| Items from a data source |
=======
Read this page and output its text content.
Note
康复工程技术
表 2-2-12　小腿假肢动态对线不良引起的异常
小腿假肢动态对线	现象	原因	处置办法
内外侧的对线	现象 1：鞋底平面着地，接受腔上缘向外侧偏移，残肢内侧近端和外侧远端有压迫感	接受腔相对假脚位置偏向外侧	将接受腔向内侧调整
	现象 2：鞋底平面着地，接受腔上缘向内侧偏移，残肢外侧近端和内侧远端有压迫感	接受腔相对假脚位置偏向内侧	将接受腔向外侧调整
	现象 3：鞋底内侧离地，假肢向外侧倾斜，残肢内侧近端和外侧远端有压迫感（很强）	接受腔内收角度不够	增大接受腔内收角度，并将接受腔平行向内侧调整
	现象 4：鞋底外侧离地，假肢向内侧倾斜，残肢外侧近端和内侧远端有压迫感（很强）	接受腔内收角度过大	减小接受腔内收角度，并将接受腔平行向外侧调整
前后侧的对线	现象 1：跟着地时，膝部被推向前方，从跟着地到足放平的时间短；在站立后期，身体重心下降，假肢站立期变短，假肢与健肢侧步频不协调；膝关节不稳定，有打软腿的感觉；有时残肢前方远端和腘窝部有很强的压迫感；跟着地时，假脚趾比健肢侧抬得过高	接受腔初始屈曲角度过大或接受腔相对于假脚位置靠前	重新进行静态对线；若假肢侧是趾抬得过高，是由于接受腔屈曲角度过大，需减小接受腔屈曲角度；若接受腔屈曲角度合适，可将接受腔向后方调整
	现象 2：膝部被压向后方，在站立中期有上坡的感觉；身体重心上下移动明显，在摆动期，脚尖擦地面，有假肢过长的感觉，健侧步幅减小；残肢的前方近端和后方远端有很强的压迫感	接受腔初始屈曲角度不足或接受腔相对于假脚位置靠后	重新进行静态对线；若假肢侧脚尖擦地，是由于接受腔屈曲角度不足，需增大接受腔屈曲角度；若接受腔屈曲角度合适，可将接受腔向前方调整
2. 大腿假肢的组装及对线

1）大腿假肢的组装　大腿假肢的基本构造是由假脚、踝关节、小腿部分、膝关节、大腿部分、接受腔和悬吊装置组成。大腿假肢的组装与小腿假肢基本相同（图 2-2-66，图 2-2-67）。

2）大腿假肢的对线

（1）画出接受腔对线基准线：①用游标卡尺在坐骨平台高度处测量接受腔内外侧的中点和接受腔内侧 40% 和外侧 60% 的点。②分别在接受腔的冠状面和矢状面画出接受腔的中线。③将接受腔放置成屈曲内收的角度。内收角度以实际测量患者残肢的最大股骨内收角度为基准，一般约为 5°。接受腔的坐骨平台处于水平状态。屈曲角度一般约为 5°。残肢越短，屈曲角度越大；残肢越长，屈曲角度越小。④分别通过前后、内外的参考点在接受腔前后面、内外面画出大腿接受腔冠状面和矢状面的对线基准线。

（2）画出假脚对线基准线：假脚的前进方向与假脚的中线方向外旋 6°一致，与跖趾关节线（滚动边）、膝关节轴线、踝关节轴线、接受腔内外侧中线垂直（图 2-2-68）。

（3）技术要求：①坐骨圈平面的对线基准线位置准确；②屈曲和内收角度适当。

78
=======
| Exercise directions |
For each line of the listing that holds the word "残肢外侧近端和内侧远端有压迫感", show that line.

| Exercise answer |
	现象 2：鞋底平面着地，接受腔上缘向内侧偏移，残肢外侧近端和内侧远端有压迫感	接受腔相对假脚位置偏向内侧	将接受腔向外侧调整
	现象 4：鞋底外侧离地，假肢向内侧倾斜，残肢外侧近端和内侧远端有压迫感（很强）	接受腔内收角度过大	减小接受腔内收角度，并将接受腔平行向外侧调整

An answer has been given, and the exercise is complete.